> [What you will do] Exclude the pictures, then restate every entry below exactly.

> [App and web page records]
•••••

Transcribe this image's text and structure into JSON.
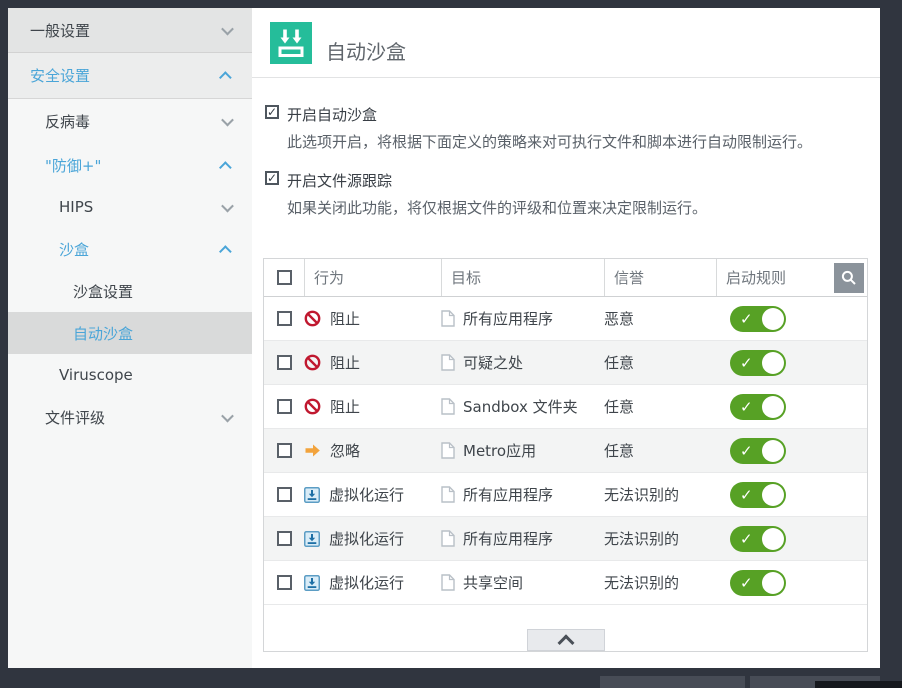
{
  "colors": {
    "accent_blue": "#4aa5d8",
    "brand_green": "#25bd9a",
    "toggle_green": "#57a125",
    "block_red": "#c0182f",
    "ignore_orange": "#f2a33c",
    "frame_dark": "#30353f",
    "selected_item_bg": "#d9dada"
  },
  "sidebar": {
    "items": [
      {
        "label": "一般设置",
        "level": 1,
        "chevron": "down",
        "expanded": false
      },
      {
        "label": "安全设置",
        "level": 1,
        "chevron": "up",
        "expanded": true
      },
      {
        "label": "反病毒",
        "level": 2,
        "chevron": "down",
        "expanded": false
      },
      {
        "label": "\"防御+\"",
        "level": 2,
        "chevron": "up",
        "expanded": true
      },
      {
        "label": "HIPS",
        "level": 3,
        "chevron": "down",
        "expanded": false
      },
      {
        "label": "沙盒",
        "level": 3,
        "chevron": "up",
        "expanded": true
      },
      {
        "label": "沙盒设置",
        "level": 4
      },
      {
        "label": "自动沙盒",
        "level": 4,
        "selected": true
      },
      {
        "label": "Viruscope",
        "level": 3
      },
      {
        "label": "文件评级",
        "level": 2,
        "chevron": "down",
        "expanded": false
      }
    ]
  },
  "header": {
    "title": "自动沙盒",
    "icon": "sandbox-icon"
  },
  "options": [
    {
      "checked": true,
      "label": "开启自动沙盒",
      "description": "此选项开启，将根据下面定义的策略来对可执行文件和脚本进行自动限制运行。"
    },
    {
      "checked": true,
      "label": "开启文件源跟踪",
      "description": "如果关闭此功能，将仅根据文件的评级和位置来决定限制运行。"
    }
  ],
  "table": {
    "headers": {
      "action": "行为",
      "target": "目标",
      "reputation": "信誉",
      "rule": "启动规则"
    },
    "header_icons": [
      "checkbox",
      "search-icon"
    ],
    "rows": [
      {
        "action": "阻止",
        "action_icon": "block-icon",
        "target": "所有应用程序",
        "reputation": "恶意",
        "enabled": true
      },
      {
        "action": "阻止",
        "action_icon": "block-icon",
        "target": "可疑之处",
        "reputation": "任意",
        "enabled": true
      },
      {
        "action": "阻止",
        "action_icon": "block-icon",
        "target": "Sandbox 文件夹",
        "reputation": "任意",
        "enabled": true
      },
      {
        "action": "忽略",
        "action_icon": "ignore-icon",
        "target": "Metro应用",
        "reputation": "任意",
        "enabled": true
      },
      {
        "action": "虚拟化运行",
        "action_icon": "virtualize-icon",
        "target": "所有应用程序",
        "reputation": "无法识别的",
        "enabled": true
      },
      {
        "action": "虚拟化运行",
        "action_icon": "virtualize-icon",
        "target": "所有应用程序",
        "reputation": "无法识别的",
        "enabled": true
      },
      {
        "action": "虚拟化运行",
        "action_icon": "virtualize-icon",
        "target": "共享空间",
        "reputation": "无法识别的",
        "enabled": true
      }
    ],
    "footer_icon": "chevron-up-icon",
    "toggle_check_glyph": "✓"
  },
  "checkbox_glyph": "✓"
}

•••••

> [Response]
Transcribe this image's text and structure into JSON.
{
  "colors": {
    "accent_blue": "#4aa5d8",
    "brand_green": "#25bd9a",
    "toggle_green": "#57a125",
    "block_red": "#c0182f",
    "ignore_orange": "#f2a33c",
    "frame_dark": "#30353f",
    "selected_item_bg": "#d9dada"
  },
  "sidebar": {
    "items": [
      {
        "label": "一般设置",
        "level": 1,
        "chevron": "down",
        "expanded": false
      },
      {
        "label": "安全设置",
        "level": 1,
        "chevron": "up",
        "expanded": true
      },
      {
        "label": "反病毒",
        "level": 2,
        "chevron": "down",
        "expanded": false
      },
      {
        "label": "\"防御+\"",
        "level": 2,
        "chevron": "up",
        "expanded": true
      },
      {
        "label": "HIPS",
        "level": 3,
        "chevron": "down",
        "expanded": false
      },
      {
        "label": "沙盒",
        "level": 3,
        "chevron": "up",
        "expanded": true
      },
      {
        "label": "沙盒设置",
        "level": 4
      },
      {
        "label": "自动沙盒",
        "level": 4,
        "selected": true
      },
      {
        "label": "Viruscope",
        "level": 3
      },
      {
        "label": "文件评级",
        "level": 2,
        "chevron": "down",
        "expanded": false
      }
    ]
  },
  "header": {
    "title": "自动沙盒",
    "icon": "sandbox-icon"
  },
  "options": [
    {
      "checked": true,
      "label": "开启自动沙盒",
      "description": "此选项开启，将根据下面定义的策略来对可执行文件和脚本进行自动限制运行。"
    },
    {
      "checked": true,
      "label": "开启文件源跟踪",
      "description": "如果关闭此功能，将仅根据文件的评级和位置来决定限制运行。"
    }
  ],
  "table": {
    "headers": {
      "action": "行为",
      "target": "目标",
      "reputation": "信誉",
      "rule": "启动规则"
    },
    "header_icons": [
      "checkbox",
      "search-icon"
    ],
    "rows": [
      {
        "action": "阻止",
        "action_icon": "block-icon",
        "target": "所有应用程序",
        "reputation": "恶意",
        "enabled": true
      },
      {
        "action": "阻止",
        "action_icon": "block-icon",
        "target": "可疑之处",
        "reputation": "任意",
        "enabled": true
      },
      {
        "action": "阻止",
        "action_icon": "block-icon",
        "target": "Sandbox 文件夹",
        "reputation": "任意",
        "enabled": true
      },
      {
        "action": "忽略",
        "action_icon": "ignore-icon",
        "target": "Metro应用",
        "reputation": "任意",
        "enabled": true
      },
      {
        "action": "虚拟化运行",
        "action_icon": "virtualize-icon",
        "target": "所有应用程序",
        "reputation": "无法识别的",
        "enabled": true
      },
      {
        "action": "虚拟化运行",
        "action_icon": "virtualize-icon",
        "target": "所有应用程序",
        "reputation": "无法识别的",
        "enabled": true
      },
      {
        "action": "虚拟化运行",
        "action_icon": "virtualize-icon",
        "target": "共享空间",
        "reputation": "无法识别的",
        "enabled": true
      }
    ],
    "footer_icon": "chevron-up-icon",
    "toggle_check_glyph": "✓"
  },
  "checkbox_glyph": "✓"
}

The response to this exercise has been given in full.